Copy all lines in which the word "перегрузке" can be found.

■ Material for this exercise
● ● ●
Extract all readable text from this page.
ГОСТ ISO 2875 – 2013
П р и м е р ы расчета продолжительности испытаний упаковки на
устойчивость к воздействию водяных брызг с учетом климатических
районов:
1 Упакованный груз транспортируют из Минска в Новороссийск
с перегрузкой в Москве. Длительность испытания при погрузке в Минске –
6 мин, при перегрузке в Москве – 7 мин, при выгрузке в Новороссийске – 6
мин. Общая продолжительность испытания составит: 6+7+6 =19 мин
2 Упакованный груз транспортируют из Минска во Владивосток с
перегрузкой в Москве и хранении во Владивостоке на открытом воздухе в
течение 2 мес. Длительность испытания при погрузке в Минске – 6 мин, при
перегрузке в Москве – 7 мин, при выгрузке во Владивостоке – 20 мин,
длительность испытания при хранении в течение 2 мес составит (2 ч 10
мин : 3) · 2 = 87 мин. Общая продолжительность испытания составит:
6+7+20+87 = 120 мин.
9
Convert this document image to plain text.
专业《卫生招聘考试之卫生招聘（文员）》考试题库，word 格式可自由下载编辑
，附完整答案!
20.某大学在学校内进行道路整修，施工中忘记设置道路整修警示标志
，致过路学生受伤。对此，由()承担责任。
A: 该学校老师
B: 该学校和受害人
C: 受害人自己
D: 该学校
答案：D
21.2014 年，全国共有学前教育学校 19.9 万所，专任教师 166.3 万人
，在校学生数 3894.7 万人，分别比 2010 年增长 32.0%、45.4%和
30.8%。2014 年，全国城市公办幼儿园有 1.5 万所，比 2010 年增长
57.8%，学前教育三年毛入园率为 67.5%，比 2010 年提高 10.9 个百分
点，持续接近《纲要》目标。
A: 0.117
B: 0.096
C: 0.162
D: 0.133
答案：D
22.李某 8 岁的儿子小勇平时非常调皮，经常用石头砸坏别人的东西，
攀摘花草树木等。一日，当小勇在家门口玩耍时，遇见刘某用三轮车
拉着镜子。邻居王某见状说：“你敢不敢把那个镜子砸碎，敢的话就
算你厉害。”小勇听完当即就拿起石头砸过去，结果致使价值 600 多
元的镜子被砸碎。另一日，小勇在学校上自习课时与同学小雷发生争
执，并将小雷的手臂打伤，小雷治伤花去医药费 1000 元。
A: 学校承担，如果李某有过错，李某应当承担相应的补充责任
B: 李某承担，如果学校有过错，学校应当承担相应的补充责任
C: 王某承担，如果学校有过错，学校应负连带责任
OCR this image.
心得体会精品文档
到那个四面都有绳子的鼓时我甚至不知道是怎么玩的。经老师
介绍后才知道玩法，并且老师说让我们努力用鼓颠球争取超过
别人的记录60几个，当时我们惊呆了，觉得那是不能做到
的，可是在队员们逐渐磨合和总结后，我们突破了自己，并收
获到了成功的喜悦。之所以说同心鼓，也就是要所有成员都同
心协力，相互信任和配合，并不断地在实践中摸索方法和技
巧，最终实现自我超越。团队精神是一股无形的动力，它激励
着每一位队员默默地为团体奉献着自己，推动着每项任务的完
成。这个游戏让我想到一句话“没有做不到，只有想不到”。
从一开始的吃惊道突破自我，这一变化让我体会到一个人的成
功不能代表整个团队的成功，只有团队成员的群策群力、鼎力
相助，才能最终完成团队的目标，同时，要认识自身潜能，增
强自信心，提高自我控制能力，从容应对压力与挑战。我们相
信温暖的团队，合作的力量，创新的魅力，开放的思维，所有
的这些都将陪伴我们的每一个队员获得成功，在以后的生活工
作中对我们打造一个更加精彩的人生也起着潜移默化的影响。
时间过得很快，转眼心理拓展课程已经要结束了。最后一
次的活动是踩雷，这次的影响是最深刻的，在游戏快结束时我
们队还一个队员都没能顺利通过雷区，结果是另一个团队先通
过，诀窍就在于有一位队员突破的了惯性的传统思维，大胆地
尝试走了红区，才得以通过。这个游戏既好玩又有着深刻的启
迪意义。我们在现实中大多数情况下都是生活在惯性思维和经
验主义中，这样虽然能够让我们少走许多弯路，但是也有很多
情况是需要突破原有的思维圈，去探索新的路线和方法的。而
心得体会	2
● ● ●
■ Response to the exercise
6 мин, при перегрузке в Москве – 7 мин, при выгрузке в Новороссийске – 6
перегрузке в Москве – 7 мин, при выгрузке во Владивостоке – 20 мин,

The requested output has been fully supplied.